**Exercise:** Output all of the data below exactly as given.

**The input:**

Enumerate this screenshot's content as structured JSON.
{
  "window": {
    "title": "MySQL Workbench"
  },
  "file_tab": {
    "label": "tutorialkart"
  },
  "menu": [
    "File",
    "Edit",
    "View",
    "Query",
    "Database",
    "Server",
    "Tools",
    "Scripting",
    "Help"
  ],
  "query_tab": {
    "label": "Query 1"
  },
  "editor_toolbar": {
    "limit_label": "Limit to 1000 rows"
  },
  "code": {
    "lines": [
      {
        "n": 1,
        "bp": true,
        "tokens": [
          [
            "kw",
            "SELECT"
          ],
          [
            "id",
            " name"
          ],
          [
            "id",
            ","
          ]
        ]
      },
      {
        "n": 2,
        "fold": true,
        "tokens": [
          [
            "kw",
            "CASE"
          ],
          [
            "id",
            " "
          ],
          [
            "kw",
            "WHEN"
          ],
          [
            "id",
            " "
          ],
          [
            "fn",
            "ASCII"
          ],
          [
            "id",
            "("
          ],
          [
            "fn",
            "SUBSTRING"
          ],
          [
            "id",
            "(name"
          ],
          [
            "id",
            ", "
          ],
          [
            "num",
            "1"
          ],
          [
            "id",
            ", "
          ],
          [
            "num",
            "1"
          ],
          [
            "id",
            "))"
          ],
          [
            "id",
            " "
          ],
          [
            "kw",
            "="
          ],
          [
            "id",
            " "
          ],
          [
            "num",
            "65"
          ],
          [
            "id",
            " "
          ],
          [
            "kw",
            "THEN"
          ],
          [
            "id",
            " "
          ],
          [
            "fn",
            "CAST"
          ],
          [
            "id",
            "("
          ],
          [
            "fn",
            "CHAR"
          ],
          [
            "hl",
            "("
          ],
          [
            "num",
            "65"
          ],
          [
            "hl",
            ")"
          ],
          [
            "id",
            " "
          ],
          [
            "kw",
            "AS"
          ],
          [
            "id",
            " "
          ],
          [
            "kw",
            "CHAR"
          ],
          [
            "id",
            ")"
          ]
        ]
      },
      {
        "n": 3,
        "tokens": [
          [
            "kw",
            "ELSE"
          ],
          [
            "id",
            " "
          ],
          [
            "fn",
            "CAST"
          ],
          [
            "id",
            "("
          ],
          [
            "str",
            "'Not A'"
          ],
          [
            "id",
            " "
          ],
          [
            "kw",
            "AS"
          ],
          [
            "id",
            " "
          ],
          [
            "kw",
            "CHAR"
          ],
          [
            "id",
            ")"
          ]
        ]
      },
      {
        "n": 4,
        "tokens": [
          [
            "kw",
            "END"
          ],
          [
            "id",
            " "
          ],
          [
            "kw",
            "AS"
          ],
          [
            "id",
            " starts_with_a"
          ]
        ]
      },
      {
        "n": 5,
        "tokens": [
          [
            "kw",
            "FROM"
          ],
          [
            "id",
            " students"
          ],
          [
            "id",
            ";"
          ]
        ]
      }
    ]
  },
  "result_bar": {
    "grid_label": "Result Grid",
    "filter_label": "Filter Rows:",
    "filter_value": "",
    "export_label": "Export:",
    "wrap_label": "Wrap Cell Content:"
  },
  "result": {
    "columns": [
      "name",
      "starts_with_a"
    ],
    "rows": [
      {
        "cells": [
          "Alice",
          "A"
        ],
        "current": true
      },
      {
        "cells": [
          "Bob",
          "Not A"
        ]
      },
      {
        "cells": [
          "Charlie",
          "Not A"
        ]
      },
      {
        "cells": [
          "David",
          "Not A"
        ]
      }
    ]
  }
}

**Answer to the task:**
Enumerate this screenshot's content as structured JSON.
{
  "window": {
    "title": "MySQL Workbench"
  },
  "file_tab": {
    "label": "tutorialkart"
  },
  "menu": [
    "File",
    "Edit",
    "View",
    "Query",
    "Database",
    "Server",
    "Tools",
    "Scripting",
    "Help"
  ],
  "query_tab": {
    "label": "Query 1"
  },
  "editor_toolbar": {
    "limit_label": "Limit to 1000 rows"
  },
  "code": {
    "lines": [
      {
        "n": 1,
        "bp": true,
        "tokens": [
          [
            "kw",
            "SELECT"
          ],
          [
            "id",
            " name"
          ],
          [
            "id",
            ","
          ]
        ]
      },
      {
        "n": 2,
        "fold": true,
        "tokens": [
          [
            "kw",
            "CASE"
          ],
          [
            "id",
            " "
          ],
          [
            "kw",
            "WHEN"
          ],
          [
            "id",
            " "
          ],
          [
            "fn",
            "ASCII"
          ],
          [
            "id",
            "("
          ],
          [
            "fn",
            "SUBSTRING"
          ],
          [
            "id",
            "(name"
          ],
          [
            "id",
            ", "
          ],
          [
            "num",
            "1"
          ],
          [
            "id",
            ", "
          ],
          [
            "num",
            "1"
          ],
          [
            "id",
            "))"
          ],
          [
            "id",
            " "
          ],
          [
            "kw",
            "="
          ],
          [
            "id",
            " "
          ],
          [
            "num",
            "65"
          ],
          [
            "id",
            " "
          ],
          [
            "kw",
            "THEN"
          ],
          [
            "id",
            " "
          ],
          [
            "fn",
            "CAST"
          ],
          [
            "id",
            "("
          ],
          [
            "fn",
            "CHAR"
          ],
          [
            "hl",
            "("
          ],
          [
            "num",
            "65"
          ],
          [
            "hl",
            ")"
          ],
          [
            "id",
            " "
          ],
          [
            "kw",
            "AS"
          ],
          [
            "id",
            " "
          ],
          [
            "kw",
            "CHAR"
          ],
          [
            "id",
            ")"
          ]
        ]
      },
      {
        "n": 3,
        "tokens": [
          [
            "kw",
            "ELSE"
          ],
          [
            "id",
            " "
          ],
          [
            "fn",
            "CAST"
          ],
          [
            "id",
            "("
          ],
          [
            "str",
            "'Not A'"
          ],
          [
            "id",
            " "
          ],
          [
            "kw",
            "AS"
          ],
          [
            "id",
            " "
          ],
          [
            "kw",
            "CHAR"
          ],
          [
            "id",
            ")"
          ]
        ]
      },
      {
        "n": 4,
        "tokens": [
          [
            "kw",
            "END"
          ],
          [
            "id",
            " "
          ],
          [
            "kw",
            "AS"
          ],
          [
            "id",
            " starts_with_a"
          ]
        ]
      },
      {
        "n": 5,
        "tokens": [
          [
            "kw",
            "FROM"
          ],
          [
            "id",
            " students"
          ],
          [
            "id",
            ";"
          ]
        ]
      }
    ]
  },
  "result_bar": {
    "grid_label": "Result Grid",
    "filter_label": "Filter Rows:",
    "filter_value": "",
    "export_label": "Export:",
    "wrap_label": "Wrap Cell Content:"
  },
  "result": {
    "columns": [
      "name",
      "starts_with_a"
    ],
    "rows": [
      {
        "cells": [
          "Alice",
          "A"
        ],
        "current": true
      },
      {
        "cells": [
          "Bob",
          "Not A"
        ]
      },
      {
        "cells": [
          "Charlie",
          "Not A"
        ]
      },
      {
        "cells": [
          "David",
          "Not A"
        ]
      }
    ]
  }
}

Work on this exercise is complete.